**Goal:**
Scan the material for the word "this", and copy each line where it shows up.

....................

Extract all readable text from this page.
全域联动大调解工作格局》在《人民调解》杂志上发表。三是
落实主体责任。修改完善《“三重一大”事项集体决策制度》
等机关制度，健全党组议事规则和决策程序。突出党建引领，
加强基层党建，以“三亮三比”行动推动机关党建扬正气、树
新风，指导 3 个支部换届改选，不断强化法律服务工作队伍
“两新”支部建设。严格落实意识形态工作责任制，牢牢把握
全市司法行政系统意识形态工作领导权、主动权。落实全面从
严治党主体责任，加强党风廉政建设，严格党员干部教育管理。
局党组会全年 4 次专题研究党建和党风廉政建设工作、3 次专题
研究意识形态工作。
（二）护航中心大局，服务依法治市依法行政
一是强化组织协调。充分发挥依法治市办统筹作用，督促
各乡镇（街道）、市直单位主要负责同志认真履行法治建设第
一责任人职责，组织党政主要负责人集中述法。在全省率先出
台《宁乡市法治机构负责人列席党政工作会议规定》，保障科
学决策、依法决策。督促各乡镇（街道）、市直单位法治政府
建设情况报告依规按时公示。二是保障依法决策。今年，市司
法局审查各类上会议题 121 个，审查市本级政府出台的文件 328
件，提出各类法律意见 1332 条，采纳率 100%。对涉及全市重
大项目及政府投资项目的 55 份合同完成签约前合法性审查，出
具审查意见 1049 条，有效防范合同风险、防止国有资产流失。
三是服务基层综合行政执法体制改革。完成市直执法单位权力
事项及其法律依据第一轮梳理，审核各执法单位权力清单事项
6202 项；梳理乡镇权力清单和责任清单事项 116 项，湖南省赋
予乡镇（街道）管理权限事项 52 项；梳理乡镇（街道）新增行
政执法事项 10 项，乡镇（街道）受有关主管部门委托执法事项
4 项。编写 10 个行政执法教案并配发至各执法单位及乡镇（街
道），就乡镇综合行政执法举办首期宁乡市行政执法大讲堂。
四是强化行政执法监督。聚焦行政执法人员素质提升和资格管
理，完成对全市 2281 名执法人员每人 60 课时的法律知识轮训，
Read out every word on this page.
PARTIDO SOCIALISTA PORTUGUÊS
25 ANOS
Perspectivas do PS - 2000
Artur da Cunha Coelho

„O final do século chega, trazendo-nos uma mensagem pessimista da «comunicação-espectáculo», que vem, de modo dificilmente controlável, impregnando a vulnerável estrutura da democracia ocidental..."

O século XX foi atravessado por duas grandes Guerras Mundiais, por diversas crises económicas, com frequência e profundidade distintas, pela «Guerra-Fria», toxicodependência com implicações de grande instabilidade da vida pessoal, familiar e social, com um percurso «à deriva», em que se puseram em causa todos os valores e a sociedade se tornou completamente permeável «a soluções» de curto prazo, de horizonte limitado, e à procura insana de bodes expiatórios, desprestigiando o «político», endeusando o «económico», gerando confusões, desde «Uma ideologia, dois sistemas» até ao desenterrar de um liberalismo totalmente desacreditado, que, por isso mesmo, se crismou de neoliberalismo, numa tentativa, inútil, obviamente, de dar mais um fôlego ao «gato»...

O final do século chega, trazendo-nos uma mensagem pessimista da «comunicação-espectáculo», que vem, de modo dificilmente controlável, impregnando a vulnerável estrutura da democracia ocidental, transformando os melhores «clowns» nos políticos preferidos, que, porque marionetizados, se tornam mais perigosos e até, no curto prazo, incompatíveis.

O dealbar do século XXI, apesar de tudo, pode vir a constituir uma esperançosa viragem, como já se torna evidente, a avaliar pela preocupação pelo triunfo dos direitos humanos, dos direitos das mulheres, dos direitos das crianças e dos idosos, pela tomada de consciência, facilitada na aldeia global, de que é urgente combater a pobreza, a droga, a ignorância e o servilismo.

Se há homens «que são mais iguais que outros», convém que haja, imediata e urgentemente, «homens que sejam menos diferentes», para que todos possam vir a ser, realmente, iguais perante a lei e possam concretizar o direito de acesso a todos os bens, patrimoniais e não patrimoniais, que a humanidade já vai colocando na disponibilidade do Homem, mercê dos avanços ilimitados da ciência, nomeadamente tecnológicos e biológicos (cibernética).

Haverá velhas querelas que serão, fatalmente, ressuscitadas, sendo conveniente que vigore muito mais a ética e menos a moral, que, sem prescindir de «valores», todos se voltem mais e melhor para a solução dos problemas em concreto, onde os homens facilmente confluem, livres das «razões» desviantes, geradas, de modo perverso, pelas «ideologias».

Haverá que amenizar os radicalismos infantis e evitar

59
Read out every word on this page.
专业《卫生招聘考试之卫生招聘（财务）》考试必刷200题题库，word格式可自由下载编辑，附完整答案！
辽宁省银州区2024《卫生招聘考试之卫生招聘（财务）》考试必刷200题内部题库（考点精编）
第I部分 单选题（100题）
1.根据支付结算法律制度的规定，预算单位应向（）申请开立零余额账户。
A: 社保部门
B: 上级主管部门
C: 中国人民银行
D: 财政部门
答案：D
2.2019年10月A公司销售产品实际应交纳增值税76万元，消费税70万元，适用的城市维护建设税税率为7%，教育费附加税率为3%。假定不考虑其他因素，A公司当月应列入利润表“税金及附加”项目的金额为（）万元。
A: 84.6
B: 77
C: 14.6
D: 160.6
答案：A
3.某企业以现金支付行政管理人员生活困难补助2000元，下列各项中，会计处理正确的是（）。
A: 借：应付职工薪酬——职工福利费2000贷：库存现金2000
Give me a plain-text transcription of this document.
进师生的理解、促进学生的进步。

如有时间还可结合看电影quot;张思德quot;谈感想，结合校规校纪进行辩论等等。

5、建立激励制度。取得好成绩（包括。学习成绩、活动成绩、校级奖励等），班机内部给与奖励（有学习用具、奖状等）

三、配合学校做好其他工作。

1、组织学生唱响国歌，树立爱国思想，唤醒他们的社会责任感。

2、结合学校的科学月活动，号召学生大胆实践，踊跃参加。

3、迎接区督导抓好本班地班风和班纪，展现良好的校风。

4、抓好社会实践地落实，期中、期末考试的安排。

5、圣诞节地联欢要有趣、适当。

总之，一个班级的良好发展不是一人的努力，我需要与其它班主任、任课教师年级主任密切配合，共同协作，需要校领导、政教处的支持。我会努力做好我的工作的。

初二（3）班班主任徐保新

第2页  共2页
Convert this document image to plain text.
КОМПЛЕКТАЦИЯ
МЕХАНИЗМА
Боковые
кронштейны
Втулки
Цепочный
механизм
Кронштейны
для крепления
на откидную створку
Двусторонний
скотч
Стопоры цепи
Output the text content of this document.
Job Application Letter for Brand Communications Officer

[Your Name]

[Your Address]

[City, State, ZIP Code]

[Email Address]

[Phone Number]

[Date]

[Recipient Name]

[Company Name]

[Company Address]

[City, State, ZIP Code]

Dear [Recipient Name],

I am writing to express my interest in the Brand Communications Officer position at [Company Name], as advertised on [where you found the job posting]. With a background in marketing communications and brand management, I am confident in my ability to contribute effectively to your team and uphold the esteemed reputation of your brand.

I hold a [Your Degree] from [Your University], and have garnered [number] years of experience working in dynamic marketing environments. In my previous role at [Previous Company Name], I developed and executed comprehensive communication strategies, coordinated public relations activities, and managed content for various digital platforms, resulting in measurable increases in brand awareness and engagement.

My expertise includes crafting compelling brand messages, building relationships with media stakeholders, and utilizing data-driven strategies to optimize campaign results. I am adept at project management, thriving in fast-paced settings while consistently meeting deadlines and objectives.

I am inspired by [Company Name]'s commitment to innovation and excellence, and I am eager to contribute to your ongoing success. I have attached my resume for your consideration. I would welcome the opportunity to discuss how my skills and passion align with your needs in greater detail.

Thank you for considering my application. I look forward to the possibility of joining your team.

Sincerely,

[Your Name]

....................

**Solution:**
Extract all readable text from this page.
Read out every word on this page.
Read out every word on this page.
Give me a plain-text transcription of this document.
Convert this document image to plain text.
Output the text content of this document.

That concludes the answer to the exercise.